# Task statement
Would you retype all of these records exactly?

# Available records

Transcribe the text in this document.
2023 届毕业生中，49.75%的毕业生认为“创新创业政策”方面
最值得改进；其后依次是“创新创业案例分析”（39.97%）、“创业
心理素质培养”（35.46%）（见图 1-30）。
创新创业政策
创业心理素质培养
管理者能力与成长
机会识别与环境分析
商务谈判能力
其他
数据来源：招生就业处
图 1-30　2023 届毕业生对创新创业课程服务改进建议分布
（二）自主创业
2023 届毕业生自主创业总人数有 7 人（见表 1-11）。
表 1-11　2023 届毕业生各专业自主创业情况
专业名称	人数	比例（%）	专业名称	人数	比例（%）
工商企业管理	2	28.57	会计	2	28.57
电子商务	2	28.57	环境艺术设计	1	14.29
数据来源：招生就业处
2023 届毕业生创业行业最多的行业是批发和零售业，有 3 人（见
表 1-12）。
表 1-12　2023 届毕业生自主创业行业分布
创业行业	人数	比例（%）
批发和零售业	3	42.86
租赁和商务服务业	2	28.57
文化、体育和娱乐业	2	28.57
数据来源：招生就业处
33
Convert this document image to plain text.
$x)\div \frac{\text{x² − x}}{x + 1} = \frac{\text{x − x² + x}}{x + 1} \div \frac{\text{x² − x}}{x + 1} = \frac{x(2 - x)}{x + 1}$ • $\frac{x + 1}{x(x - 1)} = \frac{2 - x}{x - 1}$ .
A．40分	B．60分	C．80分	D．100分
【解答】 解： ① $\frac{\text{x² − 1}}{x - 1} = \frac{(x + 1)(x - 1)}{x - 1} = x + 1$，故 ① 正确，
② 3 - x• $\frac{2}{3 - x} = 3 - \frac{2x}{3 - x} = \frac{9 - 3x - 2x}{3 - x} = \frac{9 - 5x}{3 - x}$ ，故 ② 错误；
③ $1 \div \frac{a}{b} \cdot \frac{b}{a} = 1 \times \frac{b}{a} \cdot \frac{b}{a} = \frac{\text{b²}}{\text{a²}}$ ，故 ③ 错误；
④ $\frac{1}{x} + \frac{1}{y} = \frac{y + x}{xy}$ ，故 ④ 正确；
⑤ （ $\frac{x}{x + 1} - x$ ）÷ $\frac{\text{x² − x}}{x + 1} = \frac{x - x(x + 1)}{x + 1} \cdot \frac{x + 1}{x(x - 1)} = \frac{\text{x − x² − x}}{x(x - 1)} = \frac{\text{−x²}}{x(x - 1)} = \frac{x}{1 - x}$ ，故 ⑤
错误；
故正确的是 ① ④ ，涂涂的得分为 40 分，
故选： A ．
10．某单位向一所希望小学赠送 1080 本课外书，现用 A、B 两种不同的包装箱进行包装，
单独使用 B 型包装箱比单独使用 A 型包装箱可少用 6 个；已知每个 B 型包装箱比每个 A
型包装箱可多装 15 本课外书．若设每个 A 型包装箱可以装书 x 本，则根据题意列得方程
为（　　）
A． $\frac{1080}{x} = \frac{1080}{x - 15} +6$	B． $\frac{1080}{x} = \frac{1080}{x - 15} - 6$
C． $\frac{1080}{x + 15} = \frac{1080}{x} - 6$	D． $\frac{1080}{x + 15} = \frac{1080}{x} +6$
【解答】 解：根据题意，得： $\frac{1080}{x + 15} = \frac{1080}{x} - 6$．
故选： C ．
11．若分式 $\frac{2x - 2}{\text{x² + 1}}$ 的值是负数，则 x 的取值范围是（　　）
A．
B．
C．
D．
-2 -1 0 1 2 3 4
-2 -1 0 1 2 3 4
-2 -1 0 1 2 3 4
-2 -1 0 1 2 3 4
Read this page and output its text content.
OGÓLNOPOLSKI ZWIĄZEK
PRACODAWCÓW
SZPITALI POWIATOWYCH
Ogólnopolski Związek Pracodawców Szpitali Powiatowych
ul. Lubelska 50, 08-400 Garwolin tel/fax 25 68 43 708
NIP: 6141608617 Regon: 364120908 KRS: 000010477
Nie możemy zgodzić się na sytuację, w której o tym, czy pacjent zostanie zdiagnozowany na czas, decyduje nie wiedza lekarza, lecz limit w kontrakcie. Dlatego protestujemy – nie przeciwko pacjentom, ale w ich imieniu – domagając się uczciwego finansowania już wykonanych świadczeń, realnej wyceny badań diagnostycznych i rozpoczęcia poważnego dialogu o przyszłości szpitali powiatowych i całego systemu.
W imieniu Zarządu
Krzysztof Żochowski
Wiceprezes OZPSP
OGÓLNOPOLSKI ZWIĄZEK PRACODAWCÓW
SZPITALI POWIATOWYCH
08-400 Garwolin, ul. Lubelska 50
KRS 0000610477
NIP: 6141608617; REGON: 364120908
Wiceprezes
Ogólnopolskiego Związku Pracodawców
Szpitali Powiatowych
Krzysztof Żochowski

# Exercise output
Transcribe the text in this document.
2023 届毕业生中，49.75%的毕业生认为“创新创业政策”方面
最值得改进；其后依次是“创新创业案例分析”（39.97%）、“创业
心理素质培养”（35.46%）（见图 1-30）。
创新创业政策
创业心理素质培养
管理者能力与成长
机会识别与环境分析
商务谈判能力
其他
数据来源：招生就业处
图 1-30　2023 届毕业生对创新创业课程服务改进建议分布
（二）自主创业
2023 届毕业生自主创业总人数有 7 人（见表 1-11）。
表 1-11　2023 届毕业生各专业自主创业情况
专业名称	人数	比例（%）	专业名称	人数	比例（%）
工商企业管理	2	28.57	会计	2	28.57
电子商务	2	28.57	环境艺术设计	1	14.29
数据来源：招生就业处
2023 届毕业生创业行业最多的行业是批发和零售业，有 3 人（见
表 1-12）。
表 1-12　2023 届毕业生自主创业行业分布
创业行业	人数	比例（%）
批发和零售业	3	42.86
租赁和商务服务业	2	28.57
文化、体育和娱乐业	2	28.57
数据来源：招生就业处
33
Convert this document image to plain text.
$x)\div \frac{\text{x² − x}}{x + 1} = \frac{\text{x − x² + x}}{x + 1} \div \frac{\text{x² − x}}{x + 1} = \frac{x(2 - x)}{x + 1}$ • $\frac{x + 1}{x(x - 1)} = \frac{2 - x}{x - 1}$ .
A．40分	B．60分	C．80分	D．100分
【解答】 解： ① $\frac{\text{x² − 1}}{x - 1} = \frac{(x + 1)(x - 1)}{x - 1} = x + 1$，故 ① 正确，
② 3 - x• $\frac{2}{3 - x} = 3 - \frac{2x}{3 - x} = \frac{9 - 3x - 2x}{3 - x} = \frac{9 - 5x}{3 - x}$ ，故 ② 错误；
③ $1 \div \frac{a}{b} \cdot \frac{b}{a} = 1 \times \frac{b}{a} \cdot \frac{b}{a} = \frac{\text{b²}}{\text{a²}}$ ，故 ③ 错误；
④ $\frac{1}{x} + \frac{1}{y} = \frac{y + x}{xy}$ ，故 ④ 正确；
⑤ （ $\frac{x}{x + 1} - x$ ）÷ $\frac{\text{x² − x}}{x + 1} = \frac{x - x(x + 1)}{x + 1} \cdot \frac{x + 1}{x(x - 1)} = \frac{\text{x − x² − x}}{x(x - 1)} = \frac{\text{−x²}}{x(x - 1)} = \frac{x}{1 - x}$ ，故 ⑤
错误；
故正确的是 ① ④ ，涂涂的得分为 40 分，
故选： A ．
10．某单位向一所希望小学赠送 1080 本课外书，现用 A、B 两种不同的包装箱进行包装，
单独使用 B 型包装箱比单独使用 A 型包装箱可少用 6 个；已知每个 B 型包装箱比每个 A
型包装箱可多装 15 本课外书．若设每个 A 型包装箱可以装书 x 本，则根据题意列得方程
为（　　）
A． $\frac{1080}{x} = \frac{1080}{x - 15} +6$	B． $\frac{1080}{x} = \frac{1080}{x - 15} - 6$
C． $\frac{1080}{x + 15} = \frac{1080}{x} - 6$	D． $\frac{1080}{x + 15} = \frac{1080}{x} +6$
【解答】 解：根据题意，得： $\frac{1080}{x + 15} = \frac{1080}{x} - 6$．
故选： C ．
11．若分式 $\frac{2x - 2}{\text{x² + 1}}$ 的值是负数，则 x 的取值范围是（　　）
A．
B．
C．
D．
-2 -1 0 1 2 3 4
-2 -1 0 1 2 3 4
-2 -1 0 1 2 3 4
-2 -1 0 1 2 3 4
Read this page and output its text content.
OGÓLNOPOLSKI ZWIĄZEK
PRACODAWCÓW
SZPITALI POWIATOWYCH
Ogólnopolski Związek Pracodawców Szpitali Powiatowych
ul. Lubelska 50, 08-400 Garwolin tel/fax 25 68 43 708
NIP: 6141608617 Regon: 364120908 KRS: 000010477
Nie możemy zgodzić się na sytuację, w której o tym, czy pacjent zostanie zdiagnozowany na czas, decyduje nie wiedza lekarza, lecz limit w kontrakcie. Dlatego protestujemy – nie przeciwko pacjentom, ale w ich imieniu – domagając się uczciwego finansowania już wykonanych świadczeń, realnej wyceny badań diagnostycznych i rozpoczęcia poważnego dialogu o przyszłości szpitali powiatowych i całego systemu.
W imieniu Zarządu
Krzysztof Żochowski
Wiceprezes OZPSP
OGÓLNOPOLSKI ZWIĄZEK PRACODAWCÓW
SZPITALI POWIATOWYCH
08-400 Garwolin, ul. Lubelska 50
KRS 0000610477
NIP: 6141608617; REGON: 364120908
Wiceprezes
Ogólnopolskiego Związku Pracodawców
Szpitali Powiatowych
Krzysztof Żochowski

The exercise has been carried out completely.